- **TASK PROMPT**
Copy out all lines with the word "敷地面積" in them.

- **STORED ROWS**
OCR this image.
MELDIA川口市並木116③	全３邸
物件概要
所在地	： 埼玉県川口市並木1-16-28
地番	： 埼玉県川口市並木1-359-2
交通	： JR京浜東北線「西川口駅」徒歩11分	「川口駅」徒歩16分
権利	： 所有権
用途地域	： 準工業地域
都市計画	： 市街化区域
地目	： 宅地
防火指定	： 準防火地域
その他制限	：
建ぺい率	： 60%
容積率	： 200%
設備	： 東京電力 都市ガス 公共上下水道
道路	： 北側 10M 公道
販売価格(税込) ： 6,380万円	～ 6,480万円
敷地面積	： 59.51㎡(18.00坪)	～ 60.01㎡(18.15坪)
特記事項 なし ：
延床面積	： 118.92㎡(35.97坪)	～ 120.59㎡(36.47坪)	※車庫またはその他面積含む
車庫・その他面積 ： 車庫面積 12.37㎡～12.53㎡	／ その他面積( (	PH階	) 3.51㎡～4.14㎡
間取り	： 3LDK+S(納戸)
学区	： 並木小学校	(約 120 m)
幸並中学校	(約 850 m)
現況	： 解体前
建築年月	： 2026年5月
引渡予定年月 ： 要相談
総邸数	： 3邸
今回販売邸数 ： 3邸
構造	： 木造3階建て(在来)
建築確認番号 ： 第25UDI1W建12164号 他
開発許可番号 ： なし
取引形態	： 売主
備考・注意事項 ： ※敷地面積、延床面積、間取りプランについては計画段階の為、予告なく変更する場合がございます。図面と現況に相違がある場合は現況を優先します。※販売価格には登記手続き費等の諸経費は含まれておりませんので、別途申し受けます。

- **THE COMPLETED TASK**
敷地面積	： 59.51㎡(18.00坪)	～ 60.01㎡(18.15坪)
備考・注意事項 ： ※敷地面積、延床面積、間取りプランについては計画段階の為、予告なく変更する場合がございます。図面と現況に相違がある場合は現況を優先します。※販売価格には登記手続き費等の諸経費は含まれておりませんので、別途申し受けます。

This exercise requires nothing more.